## Description of the task
All entries below need to be written out exactly, but without their pictures.

--- Begin Available data ---

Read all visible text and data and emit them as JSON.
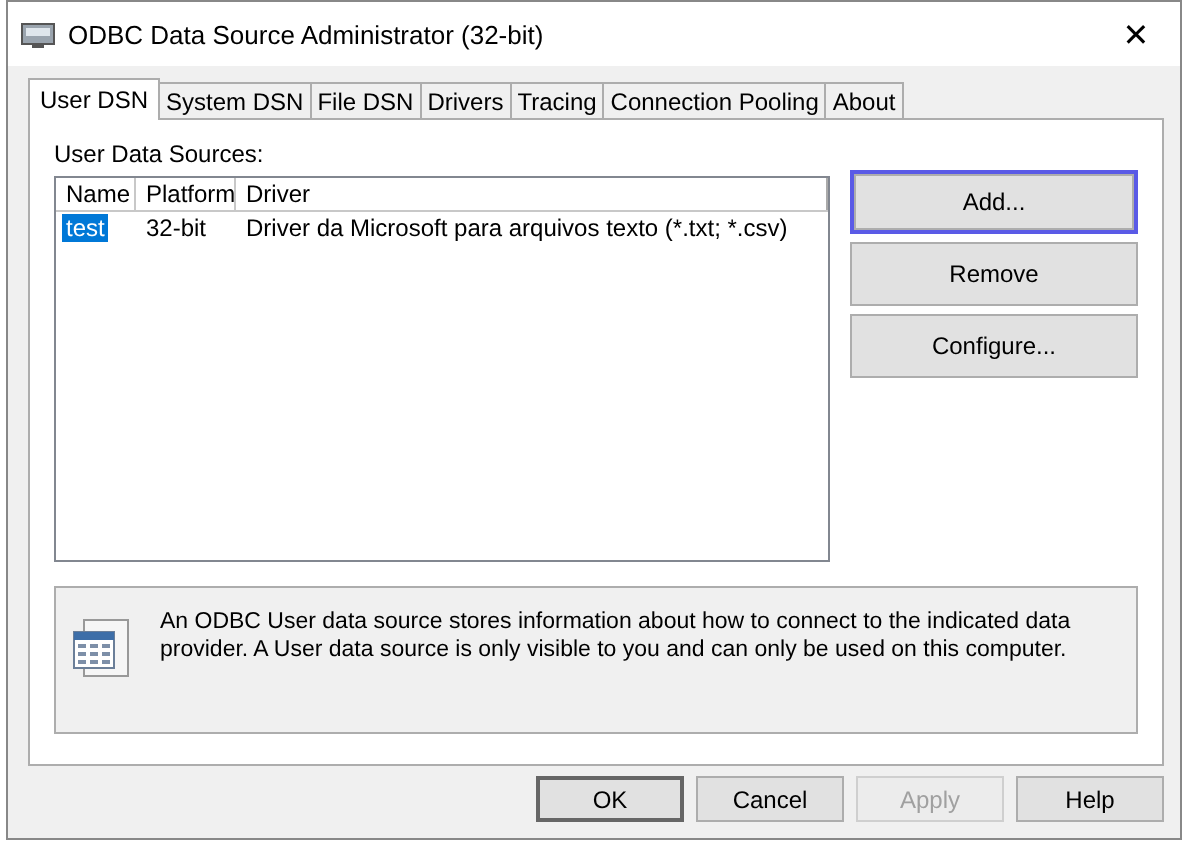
{
  "window": {
    "title": "ODBC Data Source Administrator (32-bit)",
    "close": "✕"
  },
  "tabs": [
    {
      "label": "User DSN",
      "selected": true
    },
    {
      "label": "System DSN",
      "selected": false
    },
    {
      "label": "File DSN",
      "selected": false
    },
    {
      "label": "Drivers",
      "selected": false
    },
    {
      "label": "Tracing",
      "selected": false
    },
    {
      "label": "Connection Pooling",
      "selected": false
    },
    {
      "label": "About",
      "selected": false
    }
  ],
  "group_label": "User Data Sources:",
  "table": {
    "columns": [
      "Name",
      "Platform",
      "Driver"
    ],
    "rows": [
      {
        "cells": [
          "test",
          "32-bit",
          "Driver da Microsoft para arquivos texto (*.txt; *.csv)"
        ],
        "selected": true
      }
    ]
  },
  "side_buttons": [
    {
      "label": "Add...",
      "focused": true
    },
    {
      "label": "Remove",
      "focused": false
    },
    {
      "label": "Configure...",
      "focused": false
    }
  ],
  "info": "An ODBC User data source stores information about how to connect to the indicated data provider.   A User data source is only visible to you and can only be used on this computer.",
  "buttons": [
    {
      "label": "OK",
      "disabled": false,
      "default": true
    },
    {
      "label": "Cancel",
      "disabled": false,
      "default": false
    },
    {
      "label": "Apply",
      "disabled": true,
      "default": false
    },
    {
      "label": "Help",
      "disabled": false,
      "default": false
    }
  ]
}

--- End Available data ---

## Output
Read all visible text and data and emit them as JSON.
{
  "window": {
    "title": "ODBC Data Source Administrator (32-bit)",
    "close": "✕"
  },
  "tabs": [
    {
      "label": "User DSN",
      "selected": true
    },
    {
      "label": "System DSN",
      "selected": false
    },
    {
      "label": "File DSN",
      "selected": false
    },
    {
      "label": "Drivers",
      "selected": false
    },
    {
      "label": "Tracing",
      "selected": false
    },
    {
      "label": "Connection Pooling",
      "selected": false
    },
    {
      "label": "About",
      "selected": false
    }
  ],
  "group_label": "User Data Sources:",
  "table": {
    "columns": [
      "Name",
      "Platform",
      "Driver"
    ],
    "rows": [
      {
        "cells": [
          "test",
          "32-bit",
          "Driver da Microsoft para arquivos texto (*.txt; *.csv)"
        ],
        "selected": true
      }
    ]
  },
  "side_buttons": [
    {
      "label": "Add...",
      "focused": true
    },
    {
      "label": "Remove",
      "focused": false
    },
    {
      "label": "Configure...",
      "focused": false
    }
  ],
  "info": "An ODBC User data source stores information about how to connect to the indicated data provider.   A User data source is only visible to you and can only be used on this computer.",
  "buttons": [
    {
      "label": "OK",
      "disabled": false,
      "default": true
    },
    {
      "label": "Cancel",
      "disabled": false,
      "default": false
    },
    {
      "label": "Apply",
      "disabled": true,
      "default": false
    },
    {
      "label": "Help",
      "disabled": false,
      "default": false
    }
  ]
}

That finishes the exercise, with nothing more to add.